─── Provided data ───

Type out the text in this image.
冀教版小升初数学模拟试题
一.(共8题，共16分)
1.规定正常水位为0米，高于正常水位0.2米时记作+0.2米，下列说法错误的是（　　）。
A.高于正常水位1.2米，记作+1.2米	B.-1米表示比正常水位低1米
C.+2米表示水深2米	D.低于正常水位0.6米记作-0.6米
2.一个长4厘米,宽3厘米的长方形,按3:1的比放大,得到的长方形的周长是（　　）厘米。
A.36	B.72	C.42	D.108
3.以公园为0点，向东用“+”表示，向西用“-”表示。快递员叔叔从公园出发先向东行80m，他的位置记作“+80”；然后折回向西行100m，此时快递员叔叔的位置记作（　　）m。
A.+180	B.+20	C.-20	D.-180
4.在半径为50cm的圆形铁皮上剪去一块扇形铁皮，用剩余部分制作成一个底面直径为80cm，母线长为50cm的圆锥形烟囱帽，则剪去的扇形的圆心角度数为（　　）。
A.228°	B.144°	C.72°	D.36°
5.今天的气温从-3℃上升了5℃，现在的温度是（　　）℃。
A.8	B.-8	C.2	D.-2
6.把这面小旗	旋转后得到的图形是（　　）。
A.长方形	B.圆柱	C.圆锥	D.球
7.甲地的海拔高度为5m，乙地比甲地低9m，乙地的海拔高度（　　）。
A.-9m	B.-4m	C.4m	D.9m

───
─── Provided data ───

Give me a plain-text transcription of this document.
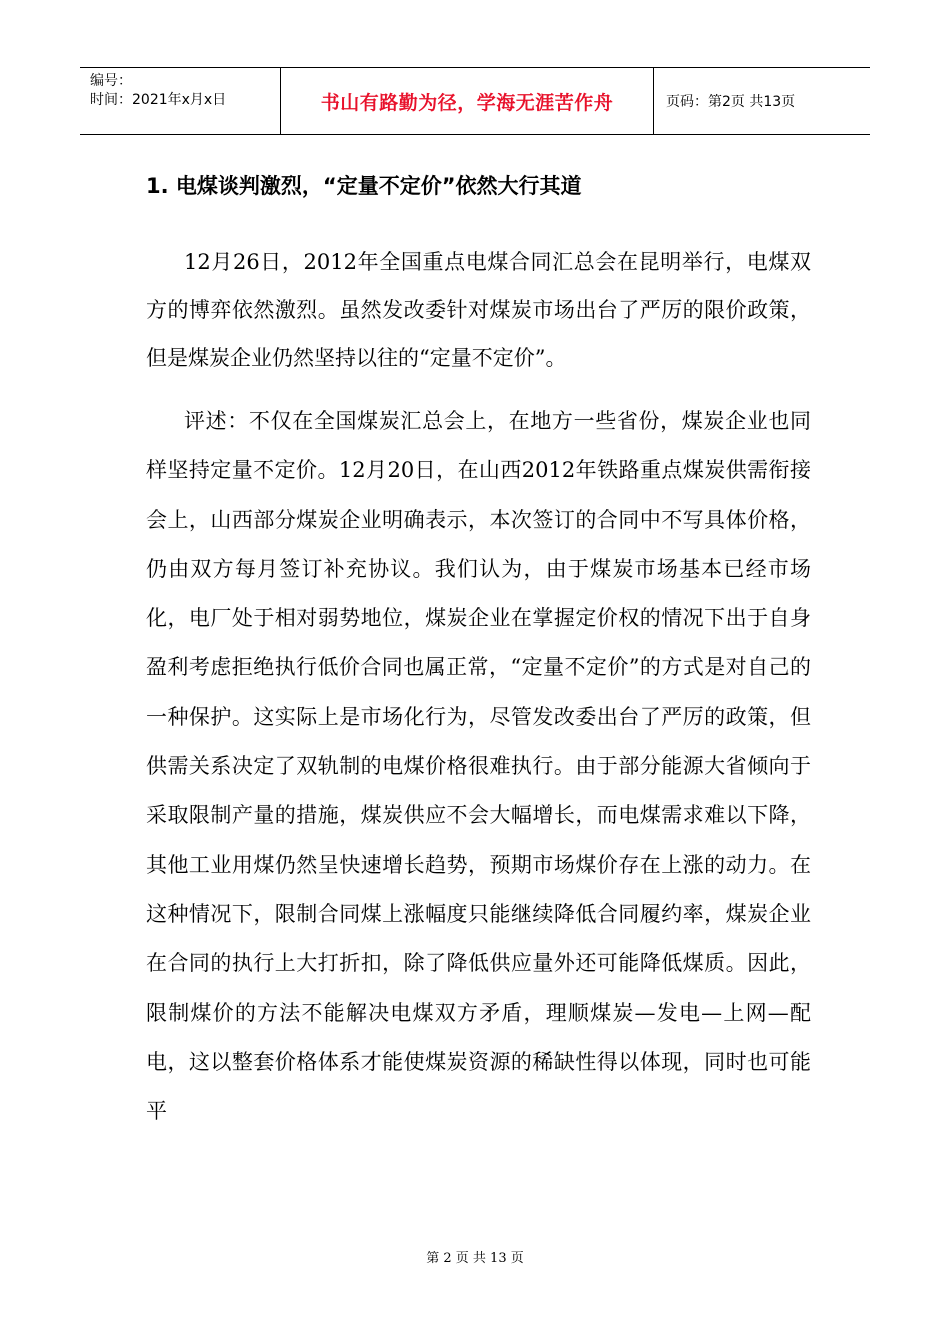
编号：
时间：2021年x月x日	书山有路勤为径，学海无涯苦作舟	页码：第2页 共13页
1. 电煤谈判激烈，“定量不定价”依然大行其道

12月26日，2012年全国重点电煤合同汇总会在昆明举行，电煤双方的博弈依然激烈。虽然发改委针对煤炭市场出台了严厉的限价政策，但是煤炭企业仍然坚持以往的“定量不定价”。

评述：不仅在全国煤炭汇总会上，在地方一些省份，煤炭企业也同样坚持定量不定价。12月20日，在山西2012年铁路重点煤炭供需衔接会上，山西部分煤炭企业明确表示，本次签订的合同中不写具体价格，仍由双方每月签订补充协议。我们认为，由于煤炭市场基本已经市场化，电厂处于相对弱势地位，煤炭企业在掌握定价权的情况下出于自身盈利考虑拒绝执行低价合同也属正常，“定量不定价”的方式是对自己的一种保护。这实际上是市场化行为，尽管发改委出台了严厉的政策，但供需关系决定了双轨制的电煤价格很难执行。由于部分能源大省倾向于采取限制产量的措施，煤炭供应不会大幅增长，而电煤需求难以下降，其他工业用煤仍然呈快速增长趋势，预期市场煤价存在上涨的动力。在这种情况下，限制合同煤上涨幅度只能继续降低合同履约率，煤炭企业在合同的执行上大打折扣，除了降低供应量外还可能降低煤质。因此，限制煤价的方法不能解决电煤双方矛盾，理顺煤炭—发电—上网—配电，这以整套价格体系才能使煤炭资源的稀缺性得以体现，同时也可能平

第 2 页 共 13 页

───
─── Provided data ───

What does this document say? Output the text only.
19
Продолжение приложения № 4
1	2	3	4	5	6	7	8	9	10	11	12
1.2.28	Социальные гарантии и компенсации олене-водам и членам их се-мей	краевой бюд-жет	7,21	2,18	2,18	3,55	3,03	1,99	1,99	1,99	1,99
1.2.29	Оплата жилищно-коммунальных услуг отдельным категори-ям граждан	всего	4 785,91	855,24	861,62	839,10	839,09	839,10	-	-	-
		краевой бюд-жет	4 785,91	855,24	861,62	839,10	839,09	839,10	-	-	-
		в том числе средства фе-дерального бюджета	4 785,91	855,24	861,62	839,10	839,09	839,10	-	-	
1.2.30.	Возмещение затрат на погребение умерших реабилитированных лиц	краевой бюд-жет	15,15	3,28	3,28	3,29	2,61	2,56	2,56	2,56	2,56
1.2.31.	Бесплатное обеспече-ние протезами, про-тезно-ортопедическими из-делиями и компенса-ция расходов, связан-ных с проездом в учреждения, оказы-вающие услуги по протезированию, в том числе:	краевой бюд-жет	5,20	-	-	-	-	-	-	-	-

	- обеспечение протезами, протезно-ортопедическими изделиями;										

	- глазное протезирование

───

=== Work to be completed ===
List all lines from the entries that include the word "ортопедическими".

=== Result below ===
1.2.31.	Бесплатное обеспече-ние протезами, про-тезно-ортопедическими из-делиями и компенса-ция расходов, связан-ных с проездом в учреждения, оказы-вающие услуги по протезированию, в том числе:	краевой бюд-жет	5,20	-	-	-	-	-	-	-	-
	- обеспечение протезами, протезно-ортопедическими изделиями;										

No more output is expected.